# start of INPUT
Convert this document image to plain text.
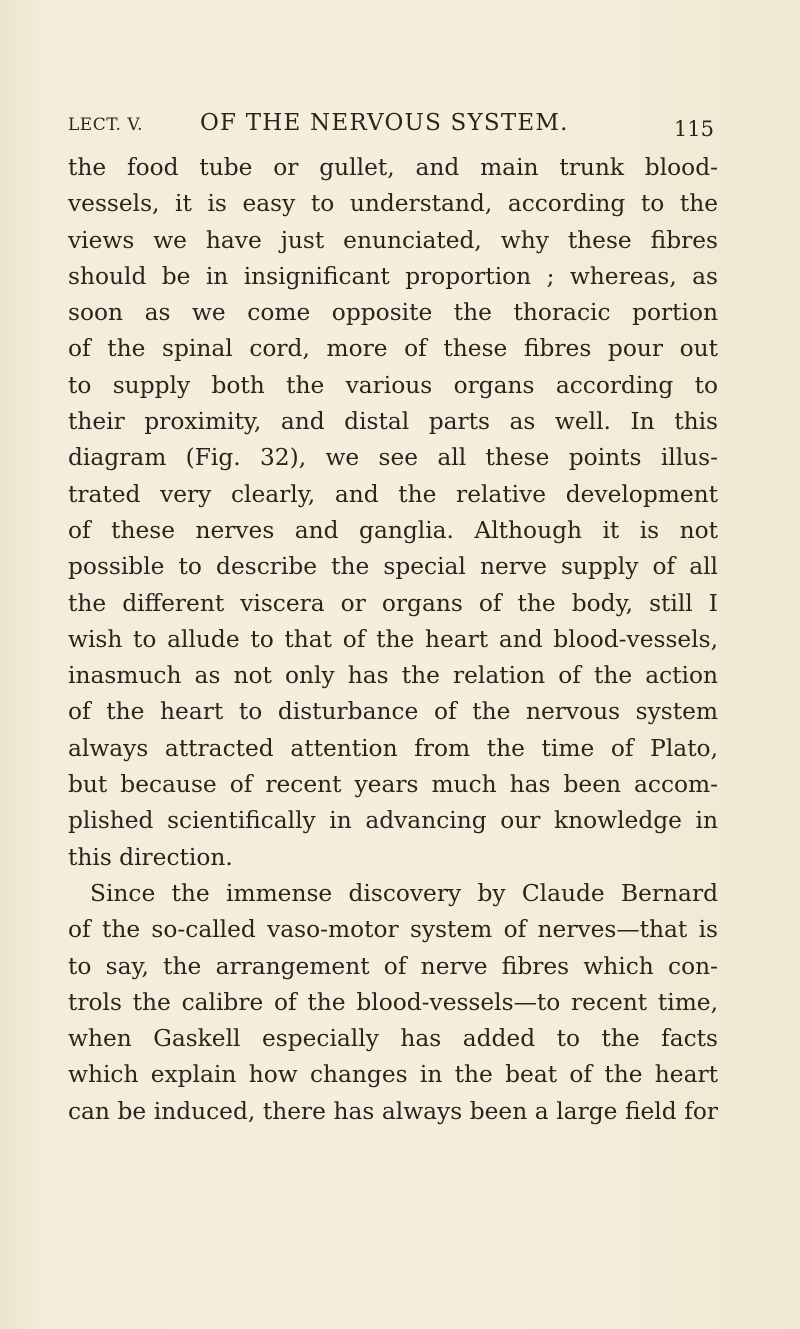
LECT. V. OF THE NERVOUS SYSTEM.	115
the food tube or gullet, and main trunk blood-
vessels, it is easy to understand, according to the
views we have just enunciated, why these fibres
should be in insignificant proportion ; whereas, as
soon as we come opposite the thoracic portion
of the spinal cord, more of these fibres pour out
to supply both the various organs according to
their proximity, and distal parts as well. In this
diagram (Fig. 32), we see all these points illus-
trated very clearly, and the relative development
of these nerves and ganglia. Although it is not
possible to describe the special nerve supply of all
the different viscera or organs of the body, still I
wish to allude to that of the heart and blood-vessels,
inasmuch as not only has the relation of the action
of the heart to disturbance of the nervous system
always attracted attention from the time of Plato,
but because of recent years much has been accom-
plished scientifically in advancing our knowledge in
this direction.
Since the immense discovery by Claude Bernard
of the so-called vaso-motor system of nerves—that is
to say, the arrangement of nerve fibres which con-
trols the calibre of the blood-vessels—to recent time,
when Gaskell especially has added to the facts
which explain how changes in the beat of the heart
can be induced, there has always been a large field for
# end of INPUT
◆ OBJECTIVE
Your answer should be a single number: the count of lines in the data that include the word "time".

◆ ANSWER
2